Records contained in a dataset
## BEGIN

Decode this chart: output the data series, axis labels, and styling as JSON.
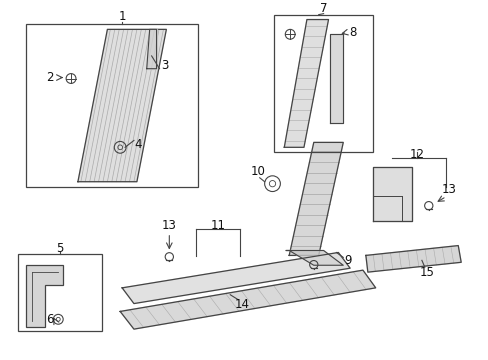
{
  "bg_color": "#ffffff",
  "fig_width": 4.89,
  "fig_height": 3.6,
  "dpi": 100,
  "line_color": "#444444",
  "text_color": "#111111",
  "font_size": 8.5
}
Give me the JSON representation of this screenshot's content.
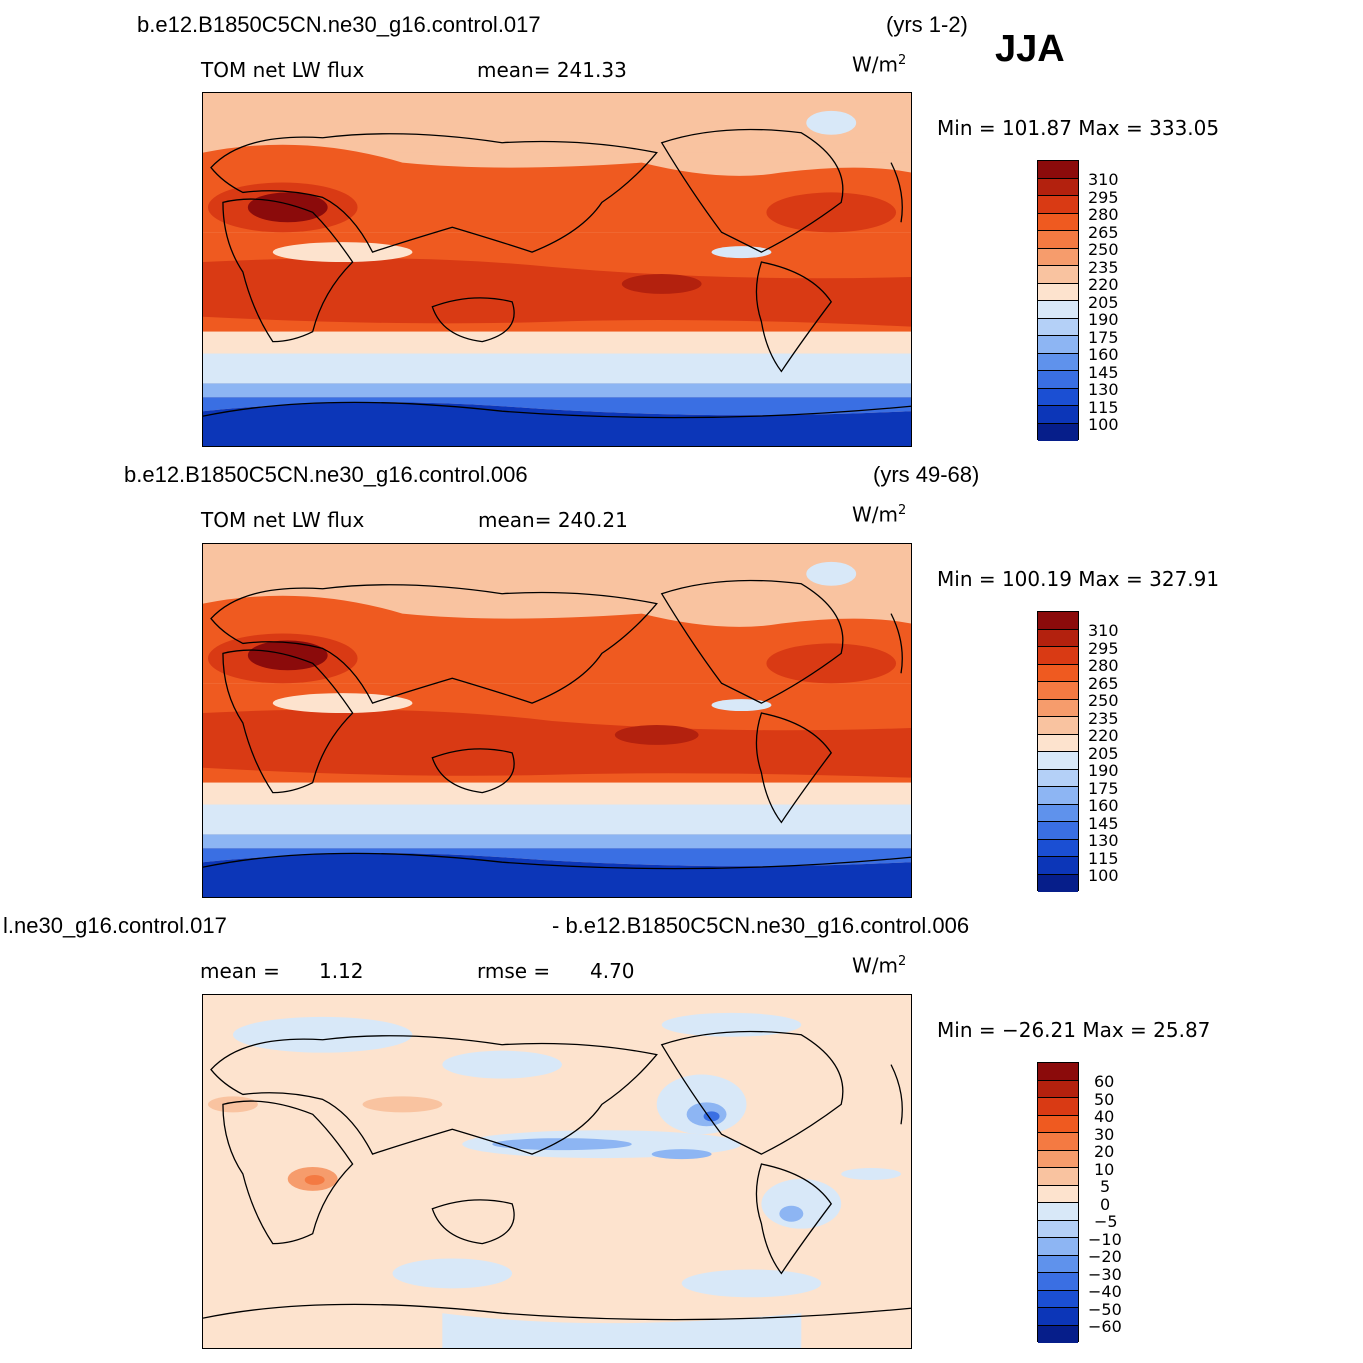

## END

■ **Problem details**:
Make an exact copy of the records shown above, without the pictures.

■ **Solution for this problem**:
Decode this chart: output the data series, axis labels, and styling as JSON.
{
  "bg_color": "#ffffff",
  "fig_width": 4.89,
  "fig_height": 3.6,
  "dpi": 100,
  "line_color": "#444444",
  "text_color": "#111111",
  "font_size": 8.5
}
Give me the JSON representation of this screenshot's content.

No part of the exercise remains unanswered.